Goal:
Extract every line below, verbatim.

Records for processing:
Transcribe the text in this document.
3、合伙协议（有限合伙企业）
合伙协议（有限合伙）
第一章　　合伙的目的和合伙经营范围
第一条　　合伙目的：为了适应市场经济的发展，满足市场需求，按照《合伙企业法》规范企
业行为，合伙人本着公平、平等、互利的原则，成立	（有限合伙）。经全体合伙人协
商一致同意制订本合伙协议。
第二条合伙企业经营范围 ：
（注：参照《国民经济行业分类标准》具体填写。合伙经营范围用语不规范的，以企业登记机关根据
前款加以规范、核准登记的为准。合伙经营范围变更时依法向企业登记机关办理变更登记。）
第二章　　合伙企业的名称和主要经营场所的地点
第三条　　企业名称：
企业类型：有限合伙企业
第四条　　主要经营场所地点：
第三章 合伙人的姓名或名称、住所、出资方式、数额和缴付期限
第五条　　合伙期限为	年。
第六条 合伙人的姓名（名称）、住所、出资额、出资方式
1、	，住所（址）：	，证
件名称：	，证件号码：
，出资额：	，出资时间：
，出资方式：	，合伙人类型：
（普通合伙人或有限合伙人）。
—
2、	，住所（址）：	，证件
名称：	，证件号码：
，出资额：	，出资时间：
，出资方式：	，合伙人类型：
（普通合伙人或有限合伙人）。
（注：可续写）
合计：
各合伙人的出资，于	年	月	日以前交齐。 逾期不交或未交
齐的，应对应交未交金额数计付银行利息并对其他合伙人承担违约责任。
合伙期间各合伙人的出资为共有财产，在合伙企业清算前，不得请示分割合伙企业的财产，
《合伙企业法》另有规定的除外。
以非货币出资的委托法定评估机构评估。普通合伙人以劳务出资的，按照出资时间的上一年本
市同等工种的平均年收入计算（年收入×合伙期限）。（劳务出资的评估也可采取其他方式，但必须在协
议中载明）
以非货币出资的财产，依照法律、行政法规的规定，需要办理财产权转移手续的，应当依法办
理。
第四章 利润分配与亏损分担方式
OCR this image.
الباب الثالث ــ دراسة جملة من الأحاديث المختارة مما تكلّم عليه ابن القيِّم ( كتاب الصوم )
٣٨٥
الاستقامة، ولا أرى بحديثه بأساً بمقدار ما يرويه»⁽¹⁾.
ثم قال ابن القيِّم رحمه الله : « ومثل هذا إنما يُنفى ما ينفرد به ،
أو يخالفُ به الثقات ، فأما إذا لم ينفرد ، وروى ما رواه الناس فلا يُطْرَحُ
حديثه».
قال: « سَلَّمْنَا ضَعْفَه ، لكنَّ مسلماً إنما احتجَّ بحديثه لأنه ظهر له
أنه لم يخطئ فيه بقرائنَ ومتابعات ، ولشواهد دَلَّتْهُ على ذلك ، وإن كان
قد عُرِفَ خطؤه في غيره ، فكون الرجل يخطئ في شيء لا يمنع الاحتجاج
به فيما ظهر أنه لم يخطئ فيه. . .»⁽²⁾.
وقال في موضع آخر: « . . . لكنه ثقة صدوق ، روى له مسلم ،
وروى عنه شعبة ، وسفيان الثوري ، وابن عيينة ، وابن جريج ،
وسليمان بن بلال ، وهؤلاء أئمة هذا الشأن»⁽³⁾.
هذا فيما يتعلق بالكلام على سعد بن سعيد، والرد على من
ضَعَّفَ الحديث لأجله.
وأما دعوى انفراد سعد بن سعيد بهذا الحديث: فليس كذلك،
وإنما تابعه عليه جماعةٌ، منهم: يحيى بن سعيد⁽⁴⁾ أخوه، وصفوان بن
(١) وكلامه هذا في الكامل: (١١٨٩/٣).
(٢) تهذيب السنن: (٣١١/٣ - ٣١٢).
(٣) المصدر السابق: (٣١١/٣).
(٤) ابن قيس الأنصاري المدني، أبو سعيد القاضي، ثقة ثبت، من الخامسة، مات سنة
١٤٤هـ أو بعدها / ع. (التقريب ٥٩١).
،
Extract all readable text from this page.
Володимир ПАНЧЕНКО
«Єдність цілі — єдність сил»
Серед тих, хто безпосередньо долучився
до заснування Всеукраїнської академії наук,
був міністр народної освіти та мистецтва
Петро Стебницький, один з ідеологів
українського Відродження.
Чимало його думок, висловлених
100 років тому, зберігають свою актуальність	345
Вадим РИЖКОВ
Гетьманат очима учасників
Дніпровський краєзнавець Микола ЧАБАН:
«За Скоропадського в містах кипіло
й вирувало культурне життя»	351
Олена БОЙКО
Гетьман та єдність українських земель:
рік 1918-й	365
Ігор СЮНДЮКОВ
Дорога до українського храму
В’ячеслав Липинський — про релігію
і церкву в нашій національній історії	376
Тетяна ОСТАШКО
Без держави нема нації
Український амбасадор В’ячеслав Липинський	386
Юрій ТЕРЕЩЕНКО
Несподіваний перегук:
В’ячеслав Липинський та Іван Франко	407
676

Correct output:
Transcribe the text in this document.
3、合伙协议（有限合伙企业）
合伙协议（有限合伙）
第一章　　合伙的目的和合伙经营范围
第一条　　合伙目的：为了适应市场经济的发展，满足市场需求，按照《合伙企业法》规范企
业行为，合伙人本着公平、平等、互利的原则，成立	（有限合伙）。经全体合伙人协
商一致同意制订本合伙协议。
第二条合伙企业经营范围 ：
（注：参照《国民经济行业分类标准》具体填写。合伙经营范围用语不规范的，以企业登记机关根据
前款加以规范、核准登记的为准。合伙经营范围变更时依法向企业登记机关办理变更登记。）
第二章　　合伙企业的名称和主要经营场所的地点
第三条　　企业名称：
企业类型：有限合伙企业
第四条　　主要经营场所地点：
第三章 合伙人的姓名或名称、住所、出资方式、数额和缴付期限
第五条　　合伙期限为	年。
第六条 合伙人的姓名（名称）、住所、出资额、出资方式
1、	，住所（址）：	，证
件名称：	，证件号码：
，出资额：	，出资时间：
，出资方式：	，合伙人类型：
（普通合伙人或有限合伙人）。
—
2、	，住所（址）：	，证件
名称：	，证件号码：
，出资额：	，出资时间：
，出资方式：	，合伙人类型：
（普通合伙人或有限合伙人）。
（注：可续写）
合计：
各合伙人的出资，于	年	月	日以前交齐。 逾期不交或未交
齐的，应对应交未交金额数计付银行利息并对其他合伙人承担违约责任。
合伙期间各合伙人的出资为共有财产，在合伙企业清算前，不得请示分割合伙企业的财产，
《合伙企业法》另有规定的除外。
以非货币出资的委托法定评估机构评估。普通合伙人以劳务出资的，按照出资时间的上一年本
市同等工种的平均年收入计算（年收入×合伙期限）。（劳务出资的评估也可采取其他方式，但必须在协
议中载明）
以非货币出资的财产，依照法律、行政法规的规定，需要办理财产权转移手续的，应当依法办
理。
第四章 利润分配与亏损分担方式
OCR this image.
الباب الثالث ــ دراسة جملة من الأحاديث المختارة مما تكلّم عليه ابن القيِّم ( كتاب الصوم )
٣٨٥
الاستقامة، ولا أرى بحديثه بأساً بمقدار ما يرويه»⁽¹⁾.
ثم قال ابن القيِّم رحمه الله : « ومثل هذا إنما يُنفى ما ينفرد به ،
أو يخالفُ به الثقات ، فأما إذا لم ينفرد ، وروى ما رواه الناس فلا يُطْرَحُ
حديثه».
قال: « سَلَّمْنَا ضَعْفَه ، لكنَّ مسلماً إنما احتجَّ بحديثه لأنه ظهر له
أنه لم يخطئ فيه بقرائنَ ومتابعات ، ولشواهد دَلَّتْهُ على ذلك ، وإن كان
قد عُرِفَ خطؤه في غيره ، فكون الرجل يخطئ في شيء لا يمنع الاحتجاج
به فيما ظهر أنه لم يخطئ فيه. . .»⁽²⁾.
وقال في موضع آخر: « . . . لكنه ثقة صدوق ، روى له مسلم ،
وروى عنه شعبة ، وسفيان الثوري ، وابن عيينة ، وابن جريج ،
وسليمان بن بلال ، وهؤلاء أئمة هذا الشأن»⁽³⁾.
هذا فيما يتعلق بالكلام على سعد بن سعيد، والرد على من
ضَعَّفَ الحديث لأجله.
وأما دعوى انفراد سعد بن سعيد بهذا الحديث: فليس كذلك،
وإنما تابعه عليه جماعةٌ، منهم: يحيى بن سعيد⁽⁴⁾ أخوه، وصفوان بن
(١) وكلامه هذا في الكامل: (١١٨٩/٣).
(٢) تهذيب السنن: (٣١١/٣ - ٣١٢).
(٣) المصدر السابق: (٣١١/٣).
(٤) ابن قيس الأنصاري المدني، أبو سعيد القاضي، ثقة ثبت، من الخامسة، مات سنة
١٤٤هـ أو بعدها / ع. (التقريب ٥٩١).
،
Extract all readable text from this page.
Володимир ПАНЧЕНКО
«Єдність цілі — єдність сил»
Серед тих, хто безпосередньо долучився
до заснування Всеукраїнської академії наук,
був міністр народної освіти та мистецтва
Петро Стебницький, один з ідеологів
українського Відродження.
Чимало його думок, висловлених
100 років тому, зберігають свою актуальність	345
Вадим РИЖКОВ
Гетьманат очима учасників
Дніпровський краєзнавець Микола ЧАБАН:
«За Скоропадського в містах кипіло
й вирувало культурне життя»	351
Олена БОЙКО
Гетьман та єдність українських земель:
рік 1918-й	365
Ігор СЮНДЮКОВ
Дорога до українського храму
В’ячеслав Липинський — про релігію
і церкву в нашій національній історії	376
Тетяна ОСТАШКО
Без держави нема нації
Український амбасадор В’ячеслав Липинський	386
Юрій ТЕРЕЩЕНКО
Несподіваний перегук:
В’ячеслав Липинський та Іван Франко	407
676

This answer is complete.